Go through the entries below and count the lines holding the word "在直线方程y". Reply with only the number, please.

Dataset items:
• • • •
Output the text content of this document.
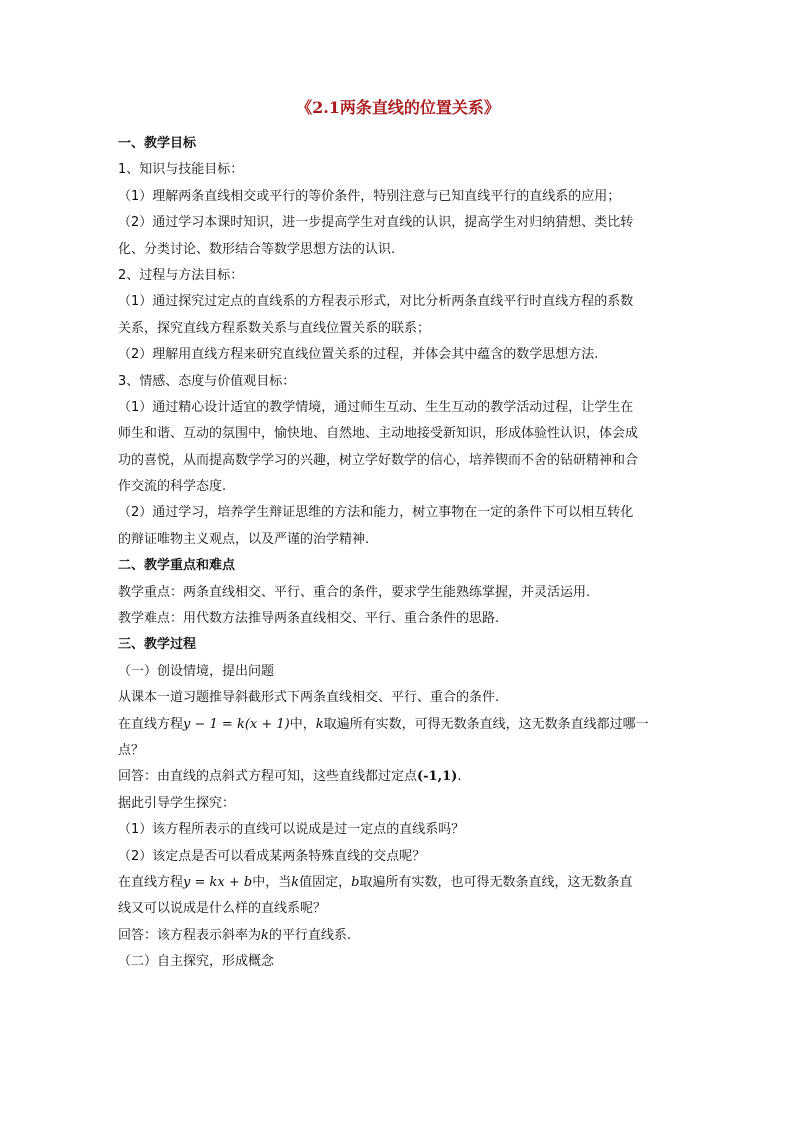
《2.1两条直线的位置关系》
一、教学目标
1、知识与技能目标：
（1）理解两条直线相交或平行的等价条件，特别注意与已知直线平行的直线系的应用；
（2）通过学习本课时知识，进一步提高学生对直线的认识，提高学生对归纳猜想、类比转
化、分类讨论、数形结合等数学思想方法的认识.
2、过程与方法目标：
（1）通过探究过定点的直线系的方程表示形式，对比分析两条直线平行时直线方程的系数
关系，探究直线方程系数关系与直线位置关系的联系；
（2）理解用直线方程来研究直线位置关系的过程，并体会其中蕴含的数学思想方法.
3、情感、态度与价值观目标：
（1）通过精心设计适宜的教学情境，通过师生互动、生生互动的教学活动过程，让学生在
师生和谐、互动的氛围中，愉快地、自然地、主动地接受新知识，形成体验性认识，体会成
功的喜悦，从而提高数学学习的兴趣，树立学好数学的信心，培养锲而不舍的钻研精神和合
作交流的科学态度.
（2）通过学习，培养学生辩证思维的方法和能力，树立事物在一定的条件下可以相互转化
的辩证唯物主义观点，以及严谨的治学精神.
二、教学重点和难点
教学重点：两条直线相交、平行、重合的条件，要求学生能熟练掌握，并灵活运用.
教学难点：用代数方法推导两条直线相交、平行、重合条件的思路.
三、教学过程
（一）创设情境，提出问题
从课本一道习题推导斜截形式下两条直线相交、平行、重合的条件.
在直线方程y − 1 = k(x + 1)中，k取遍所有实数，可得无数条直线，这无数条直线都过哪一
点？
回答：由直线的点斜式方程可知，这些直线都过定点(-1,1).
据此引导学生探究：
（1）该方程所表示的直线可以说成是过一定点的直线系吗？
（2）该定点是否可以看成某两条特殊直线的交点呢？
在直线方程y = kx + b中，当k值固定，b取遍所有实数，也可得无数条直线，这无数条直
线又可以说成是什么样的直线系呢？
回答：该方程表示斜率为k的平行直线系.
（二）自主探究，形成概念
• • • •
**TASK SOLUTION:** 2